Say how many lines of the listing below contain "value", giving the number and nothing else.
+ + +
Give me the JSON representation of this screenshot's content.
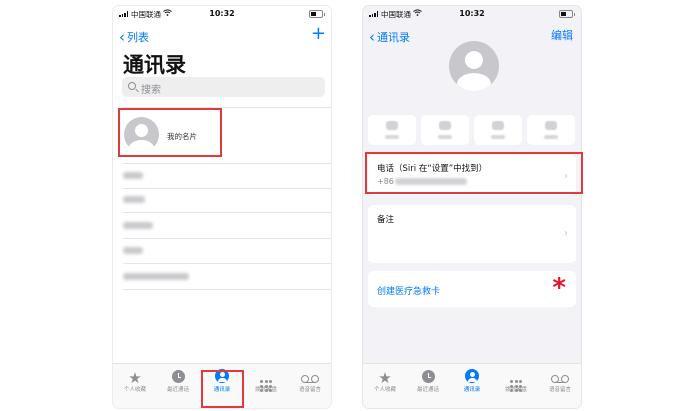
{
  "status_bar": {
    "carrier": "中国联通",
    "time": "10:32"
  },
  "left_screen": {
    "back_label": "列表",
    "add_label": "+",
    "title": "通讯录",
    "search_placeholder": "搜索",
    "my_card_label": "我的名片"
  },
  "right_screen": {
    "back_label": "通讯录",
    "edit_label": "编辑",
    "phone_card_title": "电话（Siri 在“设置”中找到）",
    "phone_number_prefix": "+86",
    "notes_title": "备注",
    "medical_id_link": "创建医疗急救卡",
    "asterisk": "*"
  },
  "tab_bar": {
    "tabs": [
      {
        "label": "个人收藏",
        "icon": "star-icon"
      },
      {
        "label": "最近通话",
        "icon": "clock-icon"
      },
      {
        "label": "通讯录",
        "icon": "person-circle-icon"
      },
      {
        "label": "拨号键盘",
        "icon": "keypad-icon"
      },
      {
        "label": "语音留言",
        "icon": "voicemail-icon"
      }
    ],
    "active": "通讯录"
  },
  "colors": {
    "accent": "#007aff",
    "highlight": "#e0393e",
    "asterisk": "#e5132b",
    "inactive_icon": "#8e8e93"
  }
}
+ + +
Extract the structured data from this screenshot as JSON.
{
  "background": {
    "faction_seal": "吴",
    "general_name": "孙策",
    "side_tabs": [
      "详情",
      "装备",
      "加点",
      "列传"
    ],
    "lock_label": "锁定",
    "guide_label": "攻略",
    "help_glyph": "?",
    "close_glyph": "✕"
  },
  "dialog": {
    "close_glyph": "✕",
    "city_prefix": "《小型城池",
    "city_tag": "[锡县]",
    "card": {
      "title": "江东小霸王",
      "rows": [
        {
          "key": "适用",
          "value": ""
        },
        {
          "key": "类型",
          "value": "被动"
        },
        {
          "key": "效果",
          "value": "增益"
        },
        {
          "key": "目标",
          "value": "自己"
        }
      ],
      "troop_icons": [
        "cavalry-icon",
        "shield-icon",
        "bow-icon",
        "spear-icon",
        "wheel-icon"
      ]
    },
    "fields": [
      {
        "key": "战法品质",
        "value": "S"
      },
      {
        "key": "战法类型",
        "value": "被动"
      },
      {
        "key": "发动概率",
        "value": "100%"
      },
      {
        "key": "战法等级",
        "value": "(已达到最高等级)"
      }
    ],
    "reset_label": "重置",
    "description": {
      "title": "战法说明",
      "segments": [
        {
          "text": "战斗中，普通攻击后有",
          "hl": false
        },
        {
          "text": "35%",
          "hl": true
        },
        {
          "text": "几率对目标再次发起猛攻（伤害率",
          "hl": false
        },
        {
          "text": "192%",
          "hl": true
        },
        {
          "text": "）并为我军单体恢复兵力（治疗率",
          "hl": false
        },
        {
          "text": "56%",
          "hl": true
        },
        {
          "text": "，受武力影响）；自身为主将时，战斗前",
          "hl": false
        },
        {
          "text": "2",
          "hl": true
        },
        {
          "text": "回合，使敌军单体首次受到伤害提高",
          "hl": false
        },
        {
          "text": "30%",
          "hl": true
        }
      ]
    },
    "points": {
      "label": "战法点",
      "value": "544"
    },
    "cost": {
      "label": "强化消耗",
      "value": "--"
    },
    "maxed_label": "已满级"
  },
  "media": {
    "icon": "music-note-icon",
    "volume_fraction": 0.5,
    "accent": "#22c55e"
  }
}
+ + +
## The response
10